▶ [AIM OF THE TASK]: Print every entry exactly as written.

^^^^

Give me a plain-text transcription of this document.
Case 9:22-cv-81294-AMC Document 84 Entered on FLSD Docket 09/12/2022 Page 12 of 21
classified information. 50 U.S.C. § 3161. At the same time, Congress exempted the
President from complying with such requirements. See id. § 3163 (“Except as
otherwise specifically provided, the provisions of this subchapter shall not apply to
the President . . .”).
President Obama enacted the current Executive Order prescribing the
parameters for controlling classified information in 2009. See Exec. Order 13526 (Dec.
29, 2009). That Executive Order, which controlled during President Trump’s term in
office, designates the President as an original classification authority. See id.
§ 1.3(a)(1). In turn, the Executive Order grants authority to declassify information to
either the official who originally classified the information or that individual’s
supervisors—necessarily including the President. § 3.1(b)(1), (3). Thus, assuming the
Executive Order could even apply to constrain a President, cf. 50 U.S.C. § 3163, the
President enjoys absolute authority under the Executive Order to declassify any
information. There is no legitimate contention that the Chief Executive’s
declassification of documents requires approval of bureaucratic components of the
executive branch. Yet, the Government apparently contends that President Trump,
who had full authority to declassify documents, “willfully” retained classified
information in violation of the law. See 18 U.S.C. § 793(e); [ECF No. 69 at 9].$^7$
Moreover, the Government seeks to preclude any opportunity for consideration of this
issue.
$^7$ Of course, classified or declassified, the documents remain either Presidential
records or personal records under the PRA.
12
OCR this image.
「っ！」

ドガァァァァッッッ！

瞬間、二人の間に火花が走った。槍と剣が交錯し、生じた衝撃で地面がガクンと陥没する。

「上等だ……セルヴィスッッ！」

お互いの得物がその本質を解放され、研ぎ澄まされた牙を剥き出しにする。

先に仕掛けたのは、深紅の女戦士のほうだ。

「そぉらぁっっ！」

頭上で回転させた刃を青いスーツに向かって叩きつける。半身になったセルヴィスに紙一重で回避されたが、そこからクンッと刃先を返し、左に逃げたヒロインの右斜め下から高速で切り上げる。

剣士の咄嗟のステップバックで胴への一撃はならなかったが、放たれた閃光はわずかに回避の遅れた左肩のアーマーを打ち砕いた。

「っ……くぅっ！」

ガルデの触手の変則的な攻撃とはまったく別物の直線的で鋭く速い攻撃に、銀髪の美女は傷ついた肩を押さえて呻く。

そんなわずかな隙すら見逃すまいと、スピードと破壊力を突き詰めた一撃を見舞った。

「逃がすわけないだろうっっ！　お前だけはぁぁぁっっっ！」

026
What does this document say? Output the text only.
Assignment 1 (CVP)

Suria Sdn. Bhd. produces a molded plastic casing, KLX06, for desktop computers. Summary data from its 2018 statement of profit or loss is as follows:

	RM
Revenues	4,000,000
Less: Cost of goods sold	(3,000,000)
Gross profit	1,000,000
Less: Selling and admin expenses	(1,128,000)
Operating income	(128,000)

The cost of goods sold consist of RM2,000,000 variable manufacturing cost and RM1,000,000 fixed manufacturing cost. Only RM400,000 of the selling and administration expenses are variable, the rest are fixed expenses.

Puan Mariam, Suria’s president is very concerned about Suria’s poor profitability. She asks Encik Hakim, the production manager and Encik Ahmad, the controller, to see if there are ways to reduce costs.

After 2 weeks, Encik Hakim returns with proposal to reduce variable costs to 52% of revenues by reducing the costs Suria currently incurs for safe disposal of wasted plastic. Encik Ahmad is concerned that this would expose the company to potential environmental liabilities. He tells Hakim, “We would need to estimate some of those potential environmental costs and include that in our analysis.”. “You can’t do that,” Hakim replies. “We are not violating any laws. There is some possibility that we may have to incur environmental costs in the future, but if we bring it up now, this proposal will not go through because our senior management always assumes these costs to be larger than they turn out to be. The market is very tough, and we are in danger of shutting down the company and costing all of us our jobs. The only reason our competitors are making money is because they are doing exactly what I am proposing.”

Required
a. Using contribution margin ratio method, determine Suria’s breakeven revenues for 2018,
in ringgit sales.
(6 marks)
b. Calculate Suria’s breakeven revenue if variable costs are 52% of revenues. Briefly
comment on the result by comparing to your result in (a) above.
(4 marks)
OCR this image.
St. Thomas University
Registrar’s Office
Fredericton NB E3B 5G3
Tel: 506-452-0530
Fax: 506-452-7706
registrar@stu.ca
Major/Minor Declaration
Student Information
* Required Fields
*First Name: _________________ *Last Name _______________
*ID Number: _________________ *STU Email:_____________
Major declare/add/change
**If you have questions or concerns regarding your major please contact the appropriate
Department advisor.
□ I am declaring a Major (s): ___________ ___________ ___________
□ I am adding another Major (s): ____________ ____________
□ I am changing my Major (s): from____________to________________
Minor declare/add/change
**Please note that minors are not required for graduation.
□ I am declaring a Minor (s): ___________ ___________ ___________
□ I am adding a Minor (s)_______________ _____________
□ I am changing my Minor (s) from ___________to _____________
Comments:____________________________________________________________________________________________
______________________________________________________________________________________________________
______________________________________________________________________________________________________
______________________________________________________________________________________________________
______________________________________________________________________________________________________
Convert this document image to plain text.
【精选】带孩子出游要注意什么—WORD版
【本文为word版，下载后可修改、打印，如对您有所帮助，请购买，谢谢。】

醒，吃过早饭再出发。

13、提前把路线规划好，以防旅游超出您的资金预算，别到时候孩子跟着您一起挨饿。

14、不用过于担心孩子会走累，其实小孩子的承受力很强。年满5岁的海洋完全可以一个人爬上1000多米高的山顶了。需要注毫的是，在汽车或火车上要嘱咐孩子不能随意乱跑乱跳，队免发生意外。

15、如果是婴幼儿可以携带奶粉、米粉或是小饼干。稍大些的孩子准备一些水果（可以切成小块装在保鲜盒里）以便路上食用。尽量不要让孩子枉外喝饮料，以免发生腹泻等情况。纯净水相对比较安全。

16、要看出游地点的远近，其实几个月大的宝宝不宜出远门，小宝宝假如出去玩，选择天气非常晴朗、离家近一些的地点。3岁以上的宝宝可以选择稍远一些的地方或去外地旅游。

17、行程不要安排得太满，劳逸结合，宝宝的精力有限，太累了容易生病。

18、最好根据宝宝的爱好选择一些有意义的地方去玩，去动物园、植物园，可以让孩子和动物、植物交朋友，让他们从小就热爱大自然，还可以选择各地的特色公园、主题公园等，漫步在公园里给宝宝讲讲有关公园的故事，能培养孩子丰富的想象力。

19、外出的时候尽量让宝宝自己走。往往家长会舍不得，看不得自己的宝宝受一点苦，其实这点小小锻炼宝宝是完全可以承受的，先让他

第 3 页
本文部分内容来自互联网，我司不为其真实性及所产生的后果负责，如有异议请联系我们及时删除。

^^^^

▶ [THE REPLY]:
Give me a plain-text transcription of this document.
Case 9:22-cv-81294-AMC Document 84 Entered on FLSD Docket 09/12/2022 Page 12 of 21
classified information. 50 U.S.C. § 3161. At the same time, Congress exempted the
President from complying with such requirements. See id. § 3163 (“Except as
otherwise specifically provided, the provisions of this subchapter shall not apply to
the President . . .”).
President Obama enacted the current Executive Order prescribing the
parameters for controlling classified information in 2009. See Exec. Order 13526 (Dec.
29, 2009). That Executive Order, which controlled during President Trump’s term in
office, designates the President as an original classification authority. See id.
§ 1.3(a)(1). In turn, the Executive Order grants authority to declassify information to
either the official who originally classified the information or that individual’s
supervisors—necessarily including the President. § 3.1(b)(1), (3). Thus, assuming the
Executive Order could even apply to constrain a President, cf. 50 U.S.C. § 3163, the
President enjoys absolute authority under the Executive Order to declassify any
information. There is no legitimate contention that the Chief Executive’s
declassification of documents requires approval of bureaucratic components of the
executive branch. Yet, the Government apparently contends that President Trump,
who had full authority to declassify documents, “willfully” retained classified
information in violation of the law. See 18 U.S.C. § 793(e); [ECF No. 69 at 9].$^7$
Moreover, the Government seeks to preclude any opportunity for consideration of this
issue.
$^7$ Of course, classified or declassified, the documents remain either Presidential
records or personal records under the PRA.
12
OCR this image.
「っ！」

ドガァァァァッッッ！

瞬間、二人の間に火花が走った。槍と剣が交錯し、生じた衝撃で地面がガクンと陥没する。

「上等だ……セルヴィスッッ！」

お互いの得物がその本質を解放され、研ぎ澄まされた牙を剥き出しにする。

先に仕掛けたのは、深紅の女戦士のほうだ。

「そぉらぁっっ！」

頭上で回転させた刃を青いスーツに向かって叩きつける。半身になったセルヴィスに紙一重で回避されたが、そこからクンッと刃先を返し、左に逃げたヒロインの右斜め下から高速で切り上げる。

剣士の咄嗟のステップバックで胴への一撃はならなかったが、放たれた閃光はわずかに回避の遅れた左肩のアーマーを打ち砕いた。

「っ……くぅっ！」

ガルデの触手の変則的な攻撃とはまったく別物の直線的で鋭く速い攻撃に、銀髪の美女は傷ついた肩を押さえて呻く。

そんなわずかな隙すら見逃すまいと、スピードと破壊力を突き詰めた一撃を見舞った。

「逃がすわけないだろうっっ！　お前だけはぁぁぁっっっ！」

026
What does this document say? Output the text only.
Assignment 1 (CVP)

Suria Sdn. Bhd. produces a molded plastic casing, KLX06, for desktop computers. Summary data from its 2018 statement of profit or loss is as follows:

	RM
Revenues	4,000,000
Less: Cost of goods sold	(3,000,000)
Gross profit	1,000,000
Less: Selling and admin expenses	(1,128,000)
Operating income	(128,000)

The cost of goods sold consist of RM2,000,000 variable manufacturing cost and RM1,000,000 fixed manufacturing cost. Only RM400,000 of the selling and administration expenses are variable, the rest are fixed expenses.

Puan Mariam, Suria’s president is very concerned about Suria’s poor profitability. She asks Encik Hakim, the production manager and Encik Ahmad, the controller, to see if there are ways to reduce costs.

After 2 weeks, Encik Hakim returns with proposal to reduce variable costs to 52% of revenues by reducing the costs Suria currently incurs for safe disposal of wasted plastic. Encik Ahmad is concerned that this would expose the company to potential environmental liabilities. He tells Hakim, “We would need to estimate some of those potential environmental costs and include that in our analysis.”. “You can’t do that,” Hakim replies. “We are not violating any laws. There is some possibility that we may have to incur environmental costs in the future, but if we bring it up now, this proposal will not go through because our senior management always assumes these costs to be larger than they turn out to be. The market is very tough, and we are in danger of shutting down the company and costing all of us our jobs. The only reason our competitors are making money is because they are doing exactly what I am proposing.”

Required
a. Using contribution margin ratio method, determine Suria’s breakeven revenues for 2018,
in ringgit sales.
(6 marks)
b. Calculate Suria’s breakeven revenue if variable costs are 52% of revenues. Briefly
comment on the result by comparing to your result in (a) above.
(4 marks)
OCR this image.
St. Thomas University
Registrar’s Office
Fredericton NB E3B 5G3
Tel: 506-452-0530
Fax: 506-452-7706
registrar@stu.ca
Major/Minor Declaration
Student Information
* Required Fields
*First Name: _________________ *Last Name _______________
*ID Number: _________________ *STU Email:_____________
Major declare/add/change
**If you have questions or concerns regarding your major please contact the appropriate
Department advisor.
□ I am declaring a Major (s): ___________ ___________ ___________
□ I am adding another Major (s): ____________ ____________
□ I am changing my Major (s): from____________to________________
Minor declare/add/change
**Please note that minors are not required for graduation.
□ I am declaring a Minor (s): ___________ ___________ ___________
□ I am adding a Minor (s)_______________ _____________
□ I am changing my Minor (s) from ___________to _____________
Comments:____________________________________________________________________________________________
______________________________________________________________________________________________________
______________________________________________________________________________________________________
______________________________________________________________________________________________________
______________________________________________________________________________________________________
Convert this document image to plain text.
【精选】带孩子出游要注意什么—WORD版
【本文为word版，下载后可修改、打印，如对您有所帮助，请购买，谢谢。】

醒，吃过早饭再出发。

13、提前把路线规划好，以防旅游超出您的资金预算，别到时候孩子跟着您一起挨饿。

14、不用过于担心孩子会走累，其实小孩子的承受力很强。年满5岁的海洋完全可以一个人爬上1000多米高的山顶了。需要注毫的是，在汽车或火车上要嘱咐孩子不能随意乱跑乱跳，队免发生意外。

15、如果是婴幼儿可以携带奶粉、米粉或是小饼干。稍大些的孩子准备一些水果（可以切成小块装在保鲜盒里）以便路上食用。尽量不要让孩子枉外喝饮料，以免发生腹泻等情况。纯净水相对比较安全。

16、要看出游地点的远近，其实几个月大的宝宝不宜出远门，小宝宝假如出去玩，选择天气非常晴朗、离家近一些的地点。3岁以上的宝宝可以选择稍远一些的地方或去外地旅游。

17、行程不要安排得太满，劳逸结合，宝宝的精力有限，太累了容易生病。

18、最好根据宝宝的爱好选择一些有意义的地方去玩，去动物园、植物园，可以让孩子和动物、植物交朋友，让他们从小就热爱大自然，还可以选择各地的特色公园、主题公园等，漫步在公园里给宝宝讲讲有关公园的故事，能培养孩子丰富的想象力。

19、外出的时候尽量让宝宝自己走。往往家长会舍不得，看不得自己的宝宝受一点苦，其实这点小小锻炼宝宝是完全可以承受的，先让他

第 3 页
本文部分内容来自互联网，我司不为其真实性及所产生的后果负责，如有异议请联系我们及时删除。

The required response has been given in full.